**AIM**
Of the lines in these entries, how many contain the string "https"? Give the number and nothing else.

**Stored data**
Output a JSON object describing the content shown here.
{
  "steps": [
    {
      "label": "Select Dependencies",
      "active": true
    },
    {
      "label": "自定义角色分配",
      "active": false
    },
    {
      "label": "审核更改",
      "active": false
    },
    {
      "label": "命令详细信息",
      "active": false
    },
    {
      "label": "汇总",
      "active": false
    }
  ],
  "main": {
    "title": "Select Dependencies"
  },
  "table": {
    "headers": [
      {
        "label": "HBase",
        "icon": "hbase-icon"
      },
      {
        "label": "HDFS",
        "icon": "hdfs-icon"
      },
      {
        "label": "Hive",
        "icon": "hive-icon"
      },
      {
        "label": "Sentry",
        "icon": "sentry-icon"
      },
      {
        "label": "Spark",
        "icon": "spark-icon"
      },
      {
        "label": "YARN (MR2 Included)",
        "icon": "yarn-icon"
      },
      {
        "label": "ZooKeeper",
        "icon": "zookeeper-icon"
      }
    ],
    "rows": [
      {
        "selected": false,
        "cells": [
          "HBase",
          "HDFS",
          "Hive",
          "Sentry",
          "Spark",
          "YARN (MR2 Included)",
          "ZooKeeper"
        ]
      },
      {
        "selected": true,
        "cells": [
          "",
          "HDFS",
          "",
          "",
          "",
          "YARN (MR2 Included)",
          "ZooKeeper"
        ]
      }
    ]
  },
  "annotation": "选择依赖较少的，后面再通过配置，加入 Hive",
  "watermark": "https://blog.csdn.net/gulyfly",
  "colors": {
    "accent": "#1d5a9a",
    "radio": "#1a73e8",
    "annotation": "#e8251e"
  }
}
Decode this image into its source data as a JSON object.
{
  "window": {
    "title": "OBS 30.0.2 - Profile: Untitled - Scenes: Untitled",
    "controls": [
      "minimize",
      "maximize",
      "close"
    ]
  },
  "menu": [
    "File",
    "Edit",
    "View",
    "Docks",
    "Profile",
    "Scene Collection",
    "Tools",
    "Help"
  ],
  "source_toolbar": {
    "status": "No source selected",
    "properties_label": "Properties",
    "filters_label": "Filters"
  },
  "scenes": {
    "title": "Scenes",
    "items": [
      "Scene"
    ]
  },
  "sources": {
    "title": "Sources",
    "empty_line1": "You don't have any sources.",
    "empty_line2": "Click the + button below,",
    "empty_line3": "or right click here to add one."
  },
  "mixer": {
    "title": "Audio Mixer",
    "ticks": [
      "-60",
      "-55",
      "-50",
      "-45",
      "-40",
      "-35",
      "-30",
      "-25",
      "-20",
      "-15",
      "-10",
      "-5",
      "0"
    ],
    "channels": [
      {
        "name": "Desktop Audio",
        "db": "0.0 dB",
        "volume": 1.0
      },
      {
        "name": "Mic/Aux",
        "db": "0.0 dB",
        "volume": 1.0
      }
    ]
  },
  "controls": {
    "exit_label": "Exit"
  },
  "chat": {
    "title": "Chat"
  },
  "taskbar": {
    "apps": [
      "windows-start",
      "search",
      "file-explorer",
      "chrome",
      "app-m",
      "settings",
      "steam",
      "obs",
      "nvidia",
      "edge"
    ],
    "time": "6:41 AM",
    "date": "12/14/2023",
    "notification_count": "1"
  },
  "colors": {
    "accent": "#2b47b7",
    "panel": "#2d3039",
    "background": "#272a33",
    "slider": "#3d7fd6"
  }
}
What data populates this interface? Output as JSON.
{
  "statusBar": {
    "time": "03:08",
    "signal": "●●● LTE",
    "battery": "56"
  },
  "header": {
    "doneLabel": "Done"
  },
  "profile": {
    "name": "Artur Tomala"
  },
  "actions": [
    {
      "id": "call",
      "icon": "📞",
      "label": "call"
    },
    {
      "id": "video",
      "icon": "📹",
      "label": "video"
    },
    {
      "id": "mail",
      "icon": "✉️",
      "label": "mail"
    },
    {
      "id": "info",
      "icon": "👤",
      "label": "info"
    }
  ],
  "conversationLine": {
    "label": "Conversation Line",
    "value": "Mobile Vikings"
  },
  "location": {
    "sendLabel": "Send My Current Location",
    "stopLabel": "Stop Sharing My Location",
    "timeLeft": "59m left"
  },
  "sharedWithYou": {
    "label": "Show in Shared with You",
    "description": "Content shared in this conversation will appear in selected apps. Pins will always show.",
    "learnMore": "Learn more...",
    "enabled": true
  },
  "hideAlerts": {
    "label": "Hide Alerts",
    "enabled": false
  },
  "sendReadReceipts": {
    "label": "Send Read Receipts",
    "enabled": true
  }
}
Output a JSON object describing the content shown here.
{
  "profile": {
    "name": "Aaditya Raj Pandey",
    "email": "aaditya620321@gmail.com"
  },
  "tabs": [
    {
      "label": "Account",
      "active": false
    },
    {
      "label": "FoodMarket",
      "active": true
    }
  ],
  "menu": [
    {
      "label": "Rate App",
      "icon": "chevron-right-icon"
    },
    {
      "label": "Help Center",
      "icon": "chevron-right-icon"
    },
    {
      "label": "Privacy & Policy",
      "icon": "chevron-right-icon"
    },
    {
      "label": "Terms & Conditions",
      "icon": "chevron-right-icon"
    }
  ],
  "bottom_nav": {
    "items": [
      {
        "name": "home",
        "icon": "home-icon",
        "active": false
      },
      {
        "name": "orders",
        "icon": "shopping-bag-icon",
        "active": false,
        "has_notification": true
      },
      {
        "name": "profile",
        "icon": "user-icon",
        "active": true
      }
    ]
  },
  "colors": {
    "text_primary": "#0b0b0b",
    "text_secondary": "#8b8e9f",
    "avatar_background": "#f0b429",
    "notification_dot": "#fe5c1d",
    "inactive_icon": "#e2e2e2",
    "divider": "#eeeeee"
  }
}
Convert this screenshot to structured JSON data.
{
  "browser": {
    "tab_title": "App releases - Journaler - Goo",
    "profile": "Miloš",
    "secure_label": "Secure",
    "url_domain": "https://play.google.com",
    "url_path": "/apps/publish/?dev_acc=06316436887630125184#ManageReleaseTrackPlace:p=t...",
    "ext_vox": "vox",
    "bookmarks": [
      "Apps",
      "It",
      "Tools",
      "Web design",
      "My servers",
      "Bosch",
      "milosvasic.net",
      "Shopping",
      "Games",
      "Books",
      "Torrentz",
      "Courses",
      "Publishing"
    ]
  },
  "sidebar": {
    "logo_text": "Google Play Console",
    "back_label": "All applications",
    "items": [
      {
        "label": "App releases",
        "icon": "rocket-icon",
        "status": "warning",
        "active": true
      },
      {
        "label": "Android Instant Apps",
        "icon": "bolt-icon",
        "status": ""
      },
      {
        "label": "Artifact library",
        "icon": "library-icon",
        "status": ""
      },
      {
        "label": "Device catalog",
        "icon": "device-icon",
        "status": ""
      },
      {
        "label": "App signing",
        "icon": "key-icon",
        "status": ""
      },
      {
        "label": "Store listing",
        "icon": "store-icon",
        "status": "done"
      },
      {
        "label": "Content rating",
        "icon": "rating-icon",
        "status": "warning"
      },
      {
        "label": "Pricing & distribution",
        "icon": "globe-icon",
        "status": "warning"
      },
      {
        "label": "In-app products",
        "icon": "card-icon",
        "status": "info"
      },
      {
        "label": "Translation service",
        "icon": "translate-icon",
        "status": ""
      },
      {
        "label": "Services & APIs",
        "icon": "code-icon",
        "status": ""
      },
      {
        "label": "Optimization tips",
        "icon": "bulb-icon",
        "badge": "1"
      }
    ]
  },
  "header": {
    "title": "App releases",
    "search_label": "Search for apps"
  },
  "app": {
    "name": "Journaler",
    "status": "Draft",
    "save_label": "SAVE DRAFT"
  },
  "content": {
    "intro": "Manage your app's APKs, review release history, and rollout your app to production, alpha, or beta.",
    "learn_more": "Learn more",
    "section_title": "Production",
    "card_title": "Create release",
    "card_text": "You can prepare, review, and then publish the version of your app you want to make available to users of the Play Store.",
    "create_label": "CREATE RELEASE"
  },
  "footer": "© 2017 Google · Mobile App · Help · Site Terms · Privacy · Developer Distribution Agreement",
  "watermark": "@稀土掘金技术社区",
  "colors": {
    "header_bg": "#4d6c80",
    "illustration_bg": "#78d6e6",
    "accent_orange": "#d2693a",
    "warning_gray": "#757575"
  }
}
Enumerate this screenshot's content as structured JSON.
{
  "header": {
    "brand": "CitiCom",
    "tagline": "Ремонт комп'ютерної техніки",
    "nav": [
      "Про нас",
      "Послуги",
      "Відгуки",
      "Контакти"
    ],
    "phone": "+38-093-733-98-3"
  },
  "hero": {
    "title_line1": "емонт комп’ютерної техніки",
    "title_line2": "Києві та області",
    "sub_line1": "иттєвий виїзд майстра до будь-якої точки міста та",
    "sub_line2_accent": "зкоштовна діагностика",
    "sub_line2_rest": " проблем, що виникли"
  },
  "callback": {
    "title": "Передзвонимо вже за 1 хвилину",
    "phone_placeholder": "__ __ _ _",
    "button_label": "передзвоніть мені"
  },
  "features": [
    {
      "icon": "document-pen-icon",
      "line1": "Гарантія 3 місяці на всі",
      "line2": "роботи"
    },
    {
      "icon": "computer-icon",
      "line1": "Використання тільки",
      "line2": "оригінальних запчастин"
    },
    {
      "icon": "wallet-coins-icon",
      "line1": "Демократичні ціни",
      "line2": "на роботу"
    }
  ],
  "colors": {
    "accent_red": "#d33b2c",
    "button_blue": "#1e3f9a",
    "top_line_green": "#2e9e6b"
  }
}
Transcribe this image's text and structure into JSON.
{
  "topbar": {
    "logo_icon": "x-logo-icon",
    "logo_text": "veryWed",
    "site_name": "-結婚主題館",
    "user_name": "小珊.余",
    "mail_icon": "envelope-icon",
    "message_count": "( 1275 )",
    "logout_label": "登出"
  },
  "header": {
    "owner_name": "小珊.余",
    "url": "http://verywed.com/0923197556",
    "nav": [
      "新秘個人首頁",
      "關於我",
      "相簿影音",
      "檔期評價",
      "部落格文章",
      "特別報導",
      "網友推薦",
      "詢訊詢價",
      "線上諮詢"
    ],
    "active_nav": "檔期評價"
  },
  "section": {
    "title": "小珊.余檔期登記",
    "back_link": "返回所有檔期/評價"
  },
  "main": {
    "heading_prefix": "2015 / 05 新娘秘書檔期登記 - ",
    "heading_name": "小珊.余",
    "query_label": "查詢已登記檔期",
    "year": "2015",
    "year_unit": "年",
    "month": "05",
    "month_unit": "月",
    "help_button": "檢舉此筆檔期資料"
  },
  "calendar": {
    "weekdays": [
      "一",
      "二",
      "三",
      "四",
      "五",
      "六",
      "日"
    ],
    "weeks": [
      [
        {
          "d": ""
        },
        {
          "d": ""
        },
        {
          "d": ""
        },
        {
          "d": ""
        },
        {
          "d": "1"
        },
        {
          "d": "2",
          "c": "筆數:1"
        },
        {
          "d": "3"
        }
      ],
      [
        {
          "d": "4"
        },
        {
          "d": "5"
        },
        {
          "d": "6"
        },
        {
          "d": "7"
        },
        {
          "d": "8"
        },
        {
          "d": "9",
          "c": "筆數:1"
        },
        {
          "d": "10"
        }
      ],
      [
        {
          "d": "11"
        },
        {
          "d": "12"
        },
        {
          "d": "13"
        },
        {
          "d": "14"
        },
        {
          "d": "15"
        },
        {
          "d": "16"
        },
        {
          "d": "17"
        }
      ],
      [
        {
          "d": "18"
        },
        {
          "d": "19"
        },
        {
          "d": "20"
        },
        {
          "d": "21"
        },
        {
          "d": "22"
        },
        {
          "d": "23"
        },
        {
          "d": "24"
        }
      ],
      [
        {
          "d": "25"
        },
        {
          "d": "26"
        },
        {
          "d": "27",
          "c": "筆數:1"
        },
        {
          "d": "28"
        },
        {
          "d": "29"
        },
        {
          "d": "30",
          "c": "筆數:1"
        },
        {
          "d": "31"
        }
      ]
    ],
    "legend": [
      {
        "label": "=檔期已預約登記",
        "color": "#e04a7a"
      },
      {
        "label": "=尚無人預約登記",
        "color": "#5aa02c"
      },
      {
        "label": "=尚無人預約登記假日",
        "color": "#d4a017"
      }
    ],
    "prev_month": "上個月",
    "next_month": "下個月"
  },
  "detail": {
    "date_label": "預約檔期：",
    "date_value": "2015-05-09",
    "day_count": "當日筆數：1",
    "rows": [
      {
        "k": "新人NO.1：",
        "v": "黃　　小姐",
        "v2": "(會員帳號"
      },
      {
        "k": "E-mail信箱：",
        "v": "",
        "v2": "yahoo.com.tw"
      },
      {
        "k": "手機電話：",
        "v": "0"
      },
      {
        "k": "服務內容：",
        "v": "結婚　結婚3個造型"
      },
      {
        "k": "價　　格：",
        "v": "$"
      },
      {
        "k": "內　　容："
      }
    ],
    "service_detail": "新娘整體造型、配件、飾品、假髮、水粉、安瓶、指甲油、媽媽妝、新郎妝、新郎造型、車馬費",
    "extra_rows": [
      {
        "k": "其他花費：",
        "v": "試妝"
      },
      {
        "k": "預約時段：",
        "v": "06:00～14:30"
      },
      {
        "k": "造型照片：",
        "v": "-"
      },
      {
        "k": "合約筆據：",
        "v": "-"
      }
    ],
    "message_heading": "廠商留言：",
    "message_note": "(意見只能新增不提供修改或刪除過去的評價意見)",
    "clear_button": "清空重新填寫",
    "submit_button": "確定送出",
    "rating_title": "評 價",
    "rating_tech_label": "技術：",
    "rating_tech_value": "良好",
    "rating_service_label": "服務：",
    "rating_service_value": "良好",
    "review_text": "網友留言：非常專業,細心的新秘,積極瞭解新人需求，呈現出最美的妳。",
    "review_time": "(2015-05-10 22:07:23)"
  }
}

**ANSWER FOR THIS EXERCISE**
2